[Stored data]

-------

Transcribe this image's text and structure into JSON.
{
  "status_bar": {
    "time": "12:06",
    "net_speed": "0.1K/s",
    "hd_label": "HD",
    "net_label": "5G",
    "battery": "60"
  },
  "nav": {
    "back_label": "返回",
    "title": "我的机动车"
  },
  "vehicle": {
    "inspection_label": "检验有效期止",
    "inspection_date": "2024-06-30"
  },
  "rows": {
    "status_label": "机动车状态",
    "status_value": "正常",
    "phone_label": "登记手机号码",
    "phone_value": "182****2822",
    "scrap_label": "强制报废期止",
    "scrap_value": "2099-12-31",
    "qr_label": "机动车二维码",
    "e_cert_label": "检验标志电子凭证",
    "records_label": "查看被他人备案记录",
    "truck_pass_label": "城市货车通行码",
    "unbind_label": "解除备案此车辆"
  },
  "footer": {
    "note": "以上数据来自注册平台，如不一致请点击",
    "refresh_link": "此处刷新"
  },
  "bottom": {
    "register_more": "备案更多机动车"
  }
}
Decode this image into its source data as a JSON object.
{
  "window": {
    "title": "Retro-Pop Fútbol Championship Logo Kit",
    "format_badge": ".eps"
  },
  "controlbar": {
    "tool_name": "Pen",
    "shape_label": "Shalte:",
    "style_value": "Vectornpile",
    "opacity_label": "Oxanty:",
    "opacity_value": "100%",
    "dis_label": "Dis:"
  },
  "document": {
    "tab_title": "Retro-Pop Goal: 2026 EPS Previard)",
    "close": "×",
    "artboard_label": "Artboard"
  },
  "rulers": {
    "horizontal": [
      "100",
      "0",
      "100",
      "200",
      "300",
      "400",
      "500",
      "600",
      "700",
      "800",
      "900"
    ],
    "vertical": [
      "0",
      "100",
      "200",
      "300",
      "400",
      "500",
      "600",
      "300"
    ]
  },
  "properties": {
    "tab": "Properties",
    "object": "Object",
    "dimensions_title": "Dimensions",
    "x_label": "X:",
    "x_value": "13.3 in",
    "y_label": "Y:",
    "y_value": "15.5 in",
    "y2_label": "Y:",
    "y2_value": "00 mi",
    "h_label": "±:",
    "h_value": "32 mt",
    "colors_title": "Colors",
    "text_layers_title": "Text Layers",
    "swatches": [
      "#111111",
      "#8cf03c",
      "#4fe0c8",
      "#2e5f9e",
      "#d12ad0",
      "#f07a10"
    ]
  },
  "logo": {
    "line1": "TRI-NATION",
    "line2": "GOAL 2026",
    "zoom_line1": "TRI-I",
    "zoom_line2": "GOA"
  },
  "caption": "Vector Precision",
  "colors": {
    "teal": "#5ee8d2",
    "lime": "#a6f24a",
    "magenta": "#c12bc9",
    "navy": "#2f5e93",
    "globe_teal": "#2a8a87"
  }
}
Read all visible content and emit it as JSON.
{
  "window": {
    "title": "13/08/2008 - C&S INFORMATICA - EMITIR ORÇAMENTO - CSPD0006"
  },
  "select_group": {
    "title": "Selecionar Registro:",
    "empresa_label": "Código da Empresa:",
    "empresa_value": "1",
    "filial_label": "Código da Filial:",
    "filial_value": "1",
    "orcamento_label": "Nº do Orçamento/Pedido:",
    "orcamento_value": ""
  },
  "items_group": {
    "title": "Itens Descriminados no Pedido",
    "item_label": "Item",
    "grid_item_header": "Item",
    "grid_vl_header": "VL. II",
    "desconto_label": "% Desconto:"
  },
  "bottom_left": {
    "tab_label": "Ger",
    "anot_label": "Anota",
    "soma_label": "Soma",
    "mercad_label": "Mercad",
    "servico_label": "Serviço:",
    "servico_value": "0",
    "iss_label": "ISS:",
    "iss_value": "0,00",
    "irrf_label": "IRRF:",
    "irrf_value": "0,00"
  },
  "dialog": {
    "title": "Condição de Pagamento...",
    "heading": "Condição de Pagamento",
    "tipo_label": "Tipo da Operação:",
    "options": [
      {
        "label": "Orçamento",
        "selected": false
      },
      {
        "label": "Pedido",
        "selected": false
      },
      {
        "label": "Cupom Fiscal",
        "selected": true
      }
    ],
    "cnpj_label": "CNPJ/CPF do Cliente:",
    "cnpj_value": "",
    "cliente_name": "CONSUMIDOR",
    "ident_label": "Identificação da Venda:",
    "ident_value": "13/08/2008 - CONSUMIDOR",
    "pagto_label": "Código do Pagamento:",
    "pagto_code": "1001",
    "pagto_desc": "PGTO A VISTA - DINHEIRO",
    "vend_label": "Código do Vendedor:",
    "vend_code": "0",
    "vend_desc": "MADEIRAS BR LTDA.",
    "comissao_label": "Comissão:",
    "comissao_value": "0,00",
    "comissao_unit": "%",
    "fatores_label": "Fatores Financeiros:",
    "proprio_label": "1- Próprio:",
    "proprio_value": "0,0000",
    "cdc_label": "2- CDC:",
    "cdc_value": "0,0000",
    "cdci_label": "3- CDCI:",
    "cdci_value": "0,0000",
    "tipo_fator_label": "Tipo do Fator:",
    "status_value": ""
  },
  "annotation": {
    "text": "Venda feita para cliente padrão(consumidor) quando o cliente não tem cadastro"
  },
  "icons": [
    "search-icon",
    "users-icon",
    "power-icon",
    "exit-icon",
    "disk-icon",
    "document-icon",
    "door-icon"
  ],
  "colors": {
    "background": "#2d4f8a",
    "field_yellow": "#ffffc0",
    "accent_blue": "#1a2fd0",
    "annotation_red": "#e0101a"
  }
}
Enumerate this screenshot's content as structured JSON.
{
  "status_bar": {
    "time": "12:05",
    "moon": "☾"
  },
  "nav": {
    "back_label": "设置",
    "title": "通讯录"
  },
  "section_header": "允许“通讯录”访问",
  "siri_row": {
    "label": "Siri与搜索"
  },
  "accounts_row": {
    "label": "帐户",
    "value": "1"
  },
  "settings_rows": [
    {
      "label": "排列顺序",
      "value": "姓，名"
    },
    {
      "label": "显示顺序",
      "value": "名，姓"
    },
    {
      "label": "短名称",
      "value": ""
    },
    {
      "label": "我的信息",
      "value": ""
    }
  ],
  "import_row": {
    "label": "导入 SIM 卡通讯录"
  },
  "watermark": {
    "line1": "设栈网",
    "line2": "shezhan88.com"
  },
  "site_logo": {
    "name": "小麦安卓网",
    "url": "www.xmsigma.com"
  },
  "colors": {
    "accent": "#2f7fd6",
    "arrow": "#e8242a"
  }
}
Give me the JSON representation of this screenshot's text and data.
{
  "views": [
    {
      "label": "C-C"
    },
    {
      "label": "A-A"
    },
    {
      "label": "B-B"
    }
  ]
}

-------

• What is needed
Transcribe the whole listing with nothing added or left out.

• The response
Transcribe this image's text and structure into JSON.
{
  "status_bar": {
    "time": "12:06",
    "net_speed": "0.1K/s",
    "hd_label": "HD",
    "net_label": "5G",
    "battery": "60"
  },
  "nav": {
    "back_label": "返回",
    "title": "我的机动车"
  },
  "vehicle": {
    "inspection_label": "检验有效期止",
    "inspection_date": "2024-06-30"
  },
  "rows": {
    "status_label": "机动车状态",
    "status_value": "正常",
    "phone_label": "登记手机号码",
    "phone_value": "182****2822",
    "scrap_label": "强制报废期止",
    "scrap_value": "2099-12-31",
    "qr_label": "机动车二维码",
    "e_cert_label": "检验标志电子凭证",
    "records_label": "查看被他人备案记录",
    "truck_pass_label": "城市货车通行码",
    "unbind_label": "解除备案此车辆"
  },
  "footer": {
    "note": "以上数据来自注册平台，如不一致请点击",
    "refresh_link": "此处刷新"
  },
  "bottom": {
    "register_more": "备案更多机动车"
  }
}
Decode this image into its source data as a JSON object.
{
  "window": {
    "title": "Retro-Pop Fútbol Championship Logo Kit",
    "format_badge": ".eps"
  },
  "controlbar": {
    "tool_name": "Pen",
    "shape_label": "Shalte:",
    "style_value": "Vectornpile",
    "opacity_label": "Oxanty:",
    "opacity_value": "100%",
    "dis_label": "Dis:"
  },
  "document": {
    "tab_title": "Retro-Pop Goal: 2026 EPS Previard)",
    "close": "×",
    "artboard_label": "Artboard"
  },
  "rulers": {
    "horizontal": [
      "100",
      "0",
      "100",
      "200",
      "300",
      "400",
      "500",
      "600",
      "700",
      "800",
      "900"
    ],
    "vertical": [
      "0",
      "100",
      "200",
      "300",
      "400",
      "500",
      "600",
      "300"
    ]
  },
  "properties": {
    "tab": "Properties",
    "object": "Object",
    "dimensions_title": "Dimensions",
    "x_label": "X:",
    "x_value": "13.3 in",
    "y_label": "Y:",
    "y_value": "15.5 in",
    "y2_label": "Y:",
    "y2_value": "00 mi",
    "h_label": "±:",
    "h_value": "32 mt",
    "colors_title": "Colors",
    "text_layers_title": "Text Layers",
    "swatches": [
      "#111111",
      "#8cf03c",
      "#4fe0c8",
      "#2e5f9e",
      "#d12ad0",
      "#f07a10"
    ]
  },
  "logo": {
    "line1": "TRI-NATION",
    "line2": "GOAL 2026",
    "zoom_line1": "TRI-I",
    "zoom_line2": "GOA"
  },
  "caption": "Vector Precision",
  "colors": {
    "teal": "#5ee8d2",
    "lime": "#a6f24a",
    "magenta": "#c12bc9",
    "navy": "#2f5e93",
    "globe_teal": "#2a8a87"
  }
}
Read all visible content and emit it as JSON.
{
  "window": {
    "title": "13/08/2008 - C&S INFORMATICA - EMITIR ORÇAMENTO - CSPD0006"
  },
  "select_group": {
    "title": "Selecionar Registro:",
    "empresa_label": "Código da Empresa:",
    "empresa_value": "1",
    "filial_label": "Código da Filial:",
    "filial_value": "1",
    "orcamento_label": "Nº do Orçamento/Pedido:",
    "orcamento_value": ""
  },
  "items_group": {
    "title": "Itens Descriminados no Pedido",
    "item_label": "Item",
    "grid_item_header": "Item",
    "grid_vl_header": "VL. II",
    "desconto_label": "% Desconto:"
  },
  "bottom_left": {
    "tab_label": "Ger",
    "anot_label": "Anota",
    "soma_label": "Soma",
    "mercad_label": "Mercad",
    "servico_label": "Serviço:",
    "servico_value": "0",
    "iss_label": "ISS:",
    "iss_value": "0,00",
    "irrf_label": "IRRF:",
    "irrf_value": "0,00"
  },
  "dialog": {
    "title": "Condição de Pagamento...",
    "heading": "Condição de Pagamento",
    "tipo_label": "Tipo da Operação:",
    "options": [
      {
        "label": "Orçamento",
        "selected": false
      },
      {
        "label": "Pedido",
        "selected": false
      },
      {
        "label": "Cupom Fiscal",
        "selected": true
      }
    ],
    "cnpj_label": "CNPJ/CPF do Cliente:",
    "cnpj_value": "",
    "cliente_name": "CONSUMIDOR",
    "ident_label": "Identificação da Venda:",
    "ident_value": "13/08/2008 - CONSUMIDOR",
    "pagto_label": "Código do Pagamento:",
    "pagto_code": "1001",
    "pagto_desc": "PGTO A VISTA - DINHEIRO",
    "vend_label": "Código do Vendedor:",
    "vend_code": "0",
    "vend_desc": "MADEIRAS BR LTDA.",
    "comissao_label": "Comissão:",
    "comissao_value": "0,00",
    "comissao_unit": "%",
    "fatores_label": "Fatores Financeiros:",
    "proprio_label": "1- Próprio:",
    "proprio_value": "0,0000",
    "cdc_label": "2- CDC:",
    "cdc_value": "0,0000",
    "cdci_label": "3- CDCI:",
    "cdci_value": "0,0000",
    "tipo_fator_label": "Tipo do Fator:",
    "status_value": ""
  },
  "annotation": {
    "text": "Venda feita para cliente padrão(consumidor) quando o cliente não tem cadastro"
  },
  "icons": [
    "search-icon",
    "users-icon",
    "power-icon",
    "exit-icon",
    "disk-icon",
    "document-icon",
    "door-icon"
  ],
  "colors": {
    "background": "#2d4f8a",
    "field_yellow": "#ffffc0",
    "accent_blue": "#1a2fd0",
    "annotation_red": "#e0101a"
  }
}
Enumerate this screenshot's content as structured JSON.
{
  "status_bar": {
    "time": "12:05",
    "moon": "☾"
  },
  "nav": {
    "back_label": "设置",
    "title": "通讯录"
  },
  "section_header": "允许“通讯录”访问",
  "siri_row": {
    "label": "Siri与搜索"
  },
  "accounts_row": {
    "label": "帐户",
    "value": "1"
  },
  "settings_rows": [
    {
      "label": "排列顺序",
      "value": "姓，名"
    },
    {
      "label": "显示顺序",
      "value": "名，姓"
    },
    {
      "label": "短名称",
      "value": ""
    },
    {
      "label": "我的信息",
      "value": ""
    }
  ],
  "import_row": {
    "label": "导入 SIM 卡通讯录"
  },
  "watermark": {
    "line1": "设栈网",
    "line2": "shezhan88.com"
  },
  "site_logo": {
    "name": "小麦安卓网",
    "url": "www.xmsigma.com"
  },
  "colors": {
    "accent": "#2f7fd6",
    "arrow": "#e8242a"
  }
}
Give me the JSON representation of this screenshot's text and data.
{
  "views": [
    {
      "label": "C-C"
    },
    {
      "label": "A-A"
    },
    {
      "label": "B-B"
    }
  ]
}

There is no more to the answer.